CONSIGNE A: Présentez sous forme de liste numérotée les lignes des entrées, depuis leur début jusqu'à la ligne contenant « 8, 666, 666] », celle-ci comprise, en omettant les lignes vides.

EXTRAIT:
********************
Diderot avait-il des goûts “discutables” ?

Diderot était un fin scrutateur de la peinture et des arts en général. Son enthousiasme pouvait être aussi violent d’un côté (dénégation, exécution) que de l’autre (déclaration passionnée, emphase hyperbolique), ce qui le conduira plus d’une fois à prendre des positions radicalement antipodiques à celles qui les avaient précédées, mais enfin, on est bien libre de changer d’avis.      

Salon de 1767 :  
 
Les portraits de Deshays sont si mauvais de dessin, de couleur et du reste, qu’ils ont l’air d’être faits en dépit de l’art et du bon sens. Celui-ci ne vous ruinera pas en copie.
********************
DONNÉES À TRAITER:
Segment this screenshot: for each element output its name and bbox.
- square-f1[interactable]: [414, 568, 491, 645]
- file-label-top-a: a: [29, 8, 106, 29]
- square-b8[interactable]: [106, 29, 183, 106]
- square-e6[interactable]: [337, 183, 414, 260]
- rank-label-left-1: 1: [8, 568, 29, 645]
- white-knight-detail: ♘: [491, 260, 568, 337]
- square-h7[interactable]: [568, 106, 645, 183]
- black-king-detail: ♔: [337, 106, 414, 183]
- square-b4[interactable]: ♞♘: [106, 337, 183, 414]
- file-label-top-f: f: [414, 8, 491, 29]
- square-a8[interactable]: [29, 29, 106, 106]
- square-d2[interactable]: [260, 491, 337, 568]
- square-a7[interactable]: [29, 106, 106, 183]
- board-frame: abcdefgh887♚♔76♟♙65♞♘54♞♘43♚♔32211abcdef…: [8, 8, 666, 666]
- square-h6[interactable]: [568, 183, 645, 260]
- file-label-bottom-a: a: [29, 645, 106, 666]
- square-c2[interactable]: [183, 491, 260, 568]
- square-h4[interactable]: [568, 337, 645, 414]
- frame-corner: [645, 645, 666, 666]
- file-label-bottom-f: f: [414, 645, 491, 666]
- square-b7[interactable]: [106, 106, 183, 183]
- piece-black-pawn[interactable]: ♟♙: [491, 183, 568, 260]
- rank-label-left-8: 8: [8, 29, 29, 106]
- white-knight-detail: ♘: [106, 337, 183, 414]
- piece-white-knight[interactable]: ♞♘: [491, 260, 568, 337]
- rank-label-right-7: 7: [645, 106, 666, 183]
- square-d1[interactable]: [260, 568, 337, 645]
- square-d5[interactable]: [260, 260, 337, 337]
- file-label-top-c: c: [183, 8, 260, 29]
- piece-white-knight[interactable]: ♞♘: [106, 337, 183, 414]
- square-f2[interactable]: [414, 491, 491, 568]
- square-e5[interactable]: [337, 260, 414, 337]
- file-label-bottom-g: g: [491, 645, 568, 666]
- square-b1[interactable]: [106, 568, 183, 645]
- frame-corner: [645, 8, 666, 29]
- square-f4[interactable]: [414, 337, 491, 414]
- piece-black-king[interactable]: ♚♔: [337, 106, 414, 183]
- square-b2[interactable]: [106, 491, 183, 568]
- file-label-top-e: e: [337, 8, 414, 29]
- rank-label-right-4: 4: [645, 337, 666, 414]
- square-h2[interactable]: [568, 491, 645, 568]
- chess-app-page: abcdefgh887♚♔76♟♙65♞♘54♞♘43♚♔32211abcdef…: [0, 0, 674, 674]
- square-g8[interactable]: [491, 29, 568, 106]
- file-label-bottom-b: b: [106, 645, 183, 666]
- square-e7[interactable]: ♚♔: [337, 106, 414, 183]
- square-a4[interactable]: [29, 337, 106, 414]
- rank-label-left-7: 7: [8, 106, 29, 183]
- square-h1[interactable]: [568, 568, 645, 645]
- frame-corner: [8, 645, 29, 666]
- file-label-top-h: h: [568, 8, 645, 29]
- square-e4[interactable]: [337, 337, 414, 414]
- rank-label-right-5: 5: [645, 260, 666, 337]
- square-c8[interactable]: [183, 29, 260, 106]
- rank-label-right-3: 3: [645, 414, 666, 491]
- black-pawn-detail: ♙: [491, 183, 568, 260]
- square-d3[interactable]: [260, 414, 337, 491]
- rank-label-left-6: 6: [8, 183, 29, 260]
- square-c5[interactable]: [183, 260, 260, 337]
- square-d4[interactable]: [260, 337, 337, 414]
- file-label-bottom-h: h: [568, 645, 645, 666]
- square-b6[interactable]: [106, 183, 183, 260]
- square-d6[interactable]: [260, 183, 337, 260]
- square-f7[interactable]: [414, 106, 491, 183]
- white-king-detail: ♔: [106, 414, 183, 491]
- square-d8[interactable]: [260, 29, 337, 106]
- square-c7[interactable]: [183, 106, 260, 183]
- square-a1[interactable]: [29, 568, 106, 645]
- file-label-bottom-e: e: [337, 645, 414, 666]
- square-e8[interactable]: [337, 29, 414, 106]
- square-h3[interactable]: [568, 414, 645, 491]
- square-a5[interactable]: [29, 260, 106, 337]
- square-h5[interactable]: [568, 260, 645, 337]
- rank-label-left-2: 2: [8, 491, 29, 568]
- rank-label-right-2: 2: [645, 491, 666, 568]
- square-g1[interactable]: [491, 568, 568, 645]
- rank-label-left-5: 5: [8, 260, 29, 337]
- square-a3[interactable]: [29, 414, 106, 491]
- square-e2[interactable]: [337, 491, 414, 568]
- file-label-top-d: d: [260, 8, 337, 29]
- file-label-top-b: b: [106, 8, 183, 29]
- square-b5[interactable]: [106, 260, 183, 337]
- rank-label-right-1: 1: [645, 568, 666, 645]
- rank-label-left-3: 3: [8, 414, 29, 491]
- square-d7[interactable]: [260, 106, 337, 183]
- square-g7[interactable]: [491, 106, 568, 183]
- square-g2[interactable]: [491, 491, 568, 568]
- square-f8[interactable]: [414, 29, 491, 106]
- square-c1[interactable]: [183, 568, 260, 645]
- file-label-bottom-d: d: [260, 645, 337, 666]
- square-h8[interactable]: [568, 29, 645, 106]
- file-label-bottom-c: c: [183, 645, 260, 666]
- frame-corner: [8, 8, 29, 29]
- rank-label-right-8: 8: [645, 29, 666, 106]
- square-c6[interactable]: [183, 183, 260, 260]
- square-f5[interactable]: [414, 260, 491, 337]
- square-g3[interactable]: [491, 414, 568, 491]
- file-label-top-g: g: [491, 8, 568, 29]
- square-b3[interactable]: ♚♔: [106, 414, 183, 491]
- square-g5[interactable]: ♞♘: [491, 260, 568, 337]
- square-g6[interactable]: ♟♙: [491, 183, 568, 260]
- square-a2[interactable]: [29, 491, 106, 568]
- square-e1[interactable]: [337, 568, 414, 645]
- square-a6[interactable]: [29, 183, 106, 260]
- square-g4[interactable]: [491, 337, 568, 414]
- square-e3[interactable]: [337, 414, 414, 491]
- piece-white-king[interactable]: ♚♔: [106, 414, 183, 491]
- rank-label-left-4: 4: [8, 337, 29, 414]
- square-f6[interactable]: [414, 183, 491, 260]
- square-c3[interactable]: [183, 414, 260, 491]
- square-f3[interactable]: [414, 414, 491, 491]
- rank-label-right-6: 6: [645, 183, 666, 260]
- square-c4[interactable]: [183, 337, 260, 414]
********************
CONSIGNE B: Recopiez à l'identique le passage de l'extrait sur Diderot compris entre « Diderot avait-il des » et « pas en copie. », bornes incluses.

RÉSULTAT DE L'EXERCICE A:
1. Segment this screenshot: for each element output its name and bbox.
2. - square-f1[interactable]: [414, 568, 491, 645]
3. - file-label-top-a: a: [29, 8, 106, 29]
4. - square-b8[interactable]: [106, 29, 183, 106]
5. - square-e6[interactable]: [337, 183, 414, 260]
6. - rank-label-left-1: 1: [8, 568, 29, 645]
7. - white-knight-detail: ♘: [491, 260, 568, 337]
8. - square-h7[interactable]: [568, 106, 645, 183]
9. - black-king-detail: ♔: [337, 106, 414, 183]
10. - square-b4[interactable]: ♞♘: [106, 337, 183, 414]
11. - file-label-top-f: f: [414, 8, 491, 29]
12. - square-a8[interactable]: [29, 29, 106, 106]
13. - square-d2[interactable]: [260, 491, 337, 568]
14. - square-a7[interactable]: [29, 106, 106, 183]
15. - board-frame: abcdefgh887♚♔76♟♙65♞♘54♞♘43♚♔32211abcdef…: [8, 8, 666, 666]

RÉSULTAT DE L'EXERCICE B:
Diderot avait-il des goûts “discutables” ?

Diderot était un fin scrutateur de la peinture et des arts en général. Son enthousiasme pouvait être aussi violent d’un côté (dénégation, exécution) que de l’autre (déclaration passionnée, emphase hyperbolique), ce qui le conduira plus d’une fois à prendre des positions radicalement antipodiques à celles qui les avaient précédées, mais enfin, on est bien libre de changer d’avis.      

Salon de 1767 :  
 
Les portraits de Deshays sont si mauvais de dessin, de couleur et du reste, qu’ils ont l’air d’être faits en dépit de l’art et du bon sens. Celui-ci ne vous ruinera pas en copie.